◆ **DO THIS**:
Work out how many lines of the material below mention the word "structured"; reply with the number only.

◆ **MATERIAL FOR THIS TASK**:
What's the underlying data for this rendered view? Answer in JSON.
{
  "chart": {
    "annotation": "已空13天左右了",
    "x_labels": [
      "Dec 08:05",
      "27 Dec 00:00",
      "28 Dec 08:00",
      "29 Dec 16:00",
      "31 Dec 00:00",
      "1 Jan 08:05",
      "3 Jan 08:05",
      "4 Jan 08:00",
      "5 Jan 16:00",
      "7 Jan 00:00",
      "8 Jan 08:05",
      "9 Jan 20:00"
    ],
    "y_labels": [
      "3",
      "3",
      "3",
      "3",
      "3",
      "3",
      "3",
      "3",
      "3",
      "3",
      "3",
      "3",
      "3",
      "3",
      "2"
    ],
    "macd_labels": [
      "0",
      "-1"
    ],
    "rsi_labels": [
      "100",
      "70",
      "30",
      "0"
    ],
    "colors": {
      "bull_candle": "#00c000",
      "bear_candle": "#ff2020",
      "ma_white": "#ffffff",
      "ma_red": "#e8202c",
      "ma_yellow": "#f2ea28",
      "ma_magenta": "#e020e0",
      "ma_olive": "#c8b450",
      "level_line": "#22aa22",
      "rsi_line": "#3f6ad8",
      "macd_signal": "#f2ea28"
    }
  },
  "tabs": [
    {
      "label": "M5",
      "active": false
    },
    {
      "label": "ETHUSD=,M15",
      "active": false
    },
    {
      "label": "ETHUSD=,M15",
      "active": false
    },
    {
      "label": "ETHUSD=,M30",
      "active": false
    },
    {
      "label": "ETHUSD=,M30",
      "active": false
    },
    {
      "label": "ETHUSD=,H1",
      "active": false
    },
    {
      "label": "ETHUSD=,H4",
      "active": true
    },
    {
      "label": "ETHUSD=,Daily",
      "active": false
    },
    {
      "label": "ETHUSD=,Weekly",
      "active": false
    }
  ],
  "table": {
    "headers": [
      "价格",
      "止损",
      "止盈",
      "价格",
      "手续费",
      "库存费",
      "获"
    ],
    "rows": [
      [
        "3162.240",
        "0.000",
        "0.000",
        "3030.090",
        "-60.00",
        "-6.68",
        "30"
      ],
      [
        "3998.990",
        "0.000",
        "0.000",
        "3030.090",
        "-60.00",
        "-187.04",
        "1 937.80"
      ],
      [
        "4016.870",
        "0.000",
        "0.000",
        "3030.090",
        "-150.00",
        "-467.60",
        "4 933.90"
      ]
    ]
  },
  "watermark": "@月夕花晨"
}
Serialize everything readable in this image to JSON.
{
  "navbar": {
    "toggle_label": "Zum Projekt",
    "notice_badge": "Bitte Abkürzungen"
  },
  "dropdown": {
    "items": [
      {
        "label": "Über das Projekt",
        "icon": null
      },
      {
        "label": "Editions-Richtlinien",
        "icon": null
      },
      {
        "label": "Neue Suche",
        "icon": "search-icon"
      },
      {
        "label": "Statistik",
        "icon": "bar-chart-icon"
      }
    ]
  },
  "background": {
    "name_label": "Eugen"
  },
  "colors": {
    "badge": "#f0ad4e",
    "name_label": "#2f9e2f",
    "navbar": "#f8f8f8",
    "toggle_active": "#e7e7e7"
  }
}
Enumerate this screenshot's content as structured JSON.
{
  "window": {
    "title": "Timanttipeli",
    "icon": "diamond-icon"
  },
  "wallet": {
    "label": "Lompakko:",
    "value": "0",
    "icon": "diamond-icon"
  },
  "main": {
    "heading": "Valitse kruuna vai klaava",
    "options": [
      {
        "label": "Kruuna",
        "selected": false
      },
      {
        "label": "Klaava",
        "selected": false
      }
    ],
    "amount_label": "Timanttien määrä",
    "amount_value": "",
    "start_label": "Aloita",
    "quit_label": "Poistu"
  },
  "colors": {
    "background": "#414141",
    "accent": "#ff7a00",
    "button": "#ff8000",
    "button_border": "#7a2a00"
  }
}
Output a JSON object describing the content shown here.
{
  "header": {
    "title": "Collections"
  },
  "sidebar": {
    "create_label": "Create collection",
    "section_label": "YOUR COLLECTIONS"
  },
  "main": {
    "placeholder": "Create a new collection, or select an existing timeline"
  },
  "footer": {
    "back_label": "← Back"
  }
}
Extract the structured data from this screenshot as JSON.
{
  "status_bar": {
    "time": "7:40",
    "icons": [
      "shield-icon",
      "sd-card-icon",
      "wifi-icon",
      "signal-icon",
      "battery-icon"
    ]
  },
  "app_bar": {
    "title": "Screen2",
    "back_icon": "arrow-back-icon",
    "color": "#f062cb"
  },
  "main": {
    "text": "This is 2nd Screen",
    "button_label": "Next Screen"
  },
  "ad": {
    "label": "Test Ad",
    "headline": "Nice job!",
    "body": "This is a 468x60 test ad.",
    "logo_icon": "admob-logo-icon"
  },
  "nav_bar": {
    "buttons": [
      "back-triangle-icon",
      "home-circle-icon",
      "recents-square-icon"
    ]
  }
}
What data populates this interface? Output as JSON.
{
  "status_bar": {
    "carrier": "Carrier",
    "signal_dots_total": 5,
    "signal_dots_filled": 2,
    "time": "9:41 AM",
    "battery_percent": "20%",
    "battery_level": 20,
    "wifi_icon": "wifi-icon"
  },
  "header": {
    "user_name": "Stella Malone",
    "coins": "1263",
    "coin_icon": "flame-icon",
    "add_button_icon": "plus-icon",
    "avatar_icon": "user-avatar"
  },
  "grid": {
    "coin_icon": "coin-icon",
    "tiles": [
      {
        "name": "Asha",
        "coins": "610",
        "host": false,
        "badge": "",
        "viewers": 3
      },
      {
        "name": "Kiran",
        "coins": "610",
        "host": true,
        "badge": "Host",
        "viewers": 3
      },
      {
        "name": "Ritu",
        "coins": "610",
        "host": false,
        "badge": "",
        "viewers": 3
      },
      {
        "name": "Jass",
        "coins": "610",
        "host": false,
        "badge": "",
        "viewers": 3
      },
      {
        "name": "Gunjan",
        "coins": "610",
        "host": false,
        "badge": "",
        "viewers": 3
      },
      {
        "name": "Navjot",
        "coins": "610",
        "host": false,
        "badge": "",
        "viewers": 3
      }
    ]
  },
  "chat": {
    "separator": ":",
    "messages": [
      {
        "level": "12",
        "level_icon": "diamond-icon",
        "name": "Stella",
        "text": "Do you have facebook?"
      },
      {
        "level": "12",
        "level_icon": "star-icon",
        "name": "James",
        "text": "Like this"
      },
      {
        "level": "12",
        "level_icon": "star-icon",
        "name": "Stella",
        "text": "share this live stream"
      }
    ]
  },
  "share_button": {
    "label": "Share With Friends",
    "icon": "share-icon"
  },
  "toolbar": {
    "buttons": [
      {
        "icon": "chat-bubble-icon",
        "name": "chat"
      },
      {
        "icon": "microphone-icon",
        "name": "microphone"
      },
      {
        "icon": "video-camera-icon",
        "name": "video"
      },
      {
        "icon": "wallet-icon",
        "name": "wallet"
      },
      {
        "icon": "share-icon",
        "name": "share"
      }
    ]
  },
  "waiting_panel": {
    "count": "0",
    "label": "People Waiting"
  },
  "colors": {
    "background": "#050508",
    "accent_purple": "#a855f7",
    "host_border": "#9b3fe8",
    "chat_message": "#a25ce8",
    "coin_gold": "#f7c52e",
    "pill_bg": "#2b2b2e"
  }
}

◆ **COMPLETE OUTPUT**:
2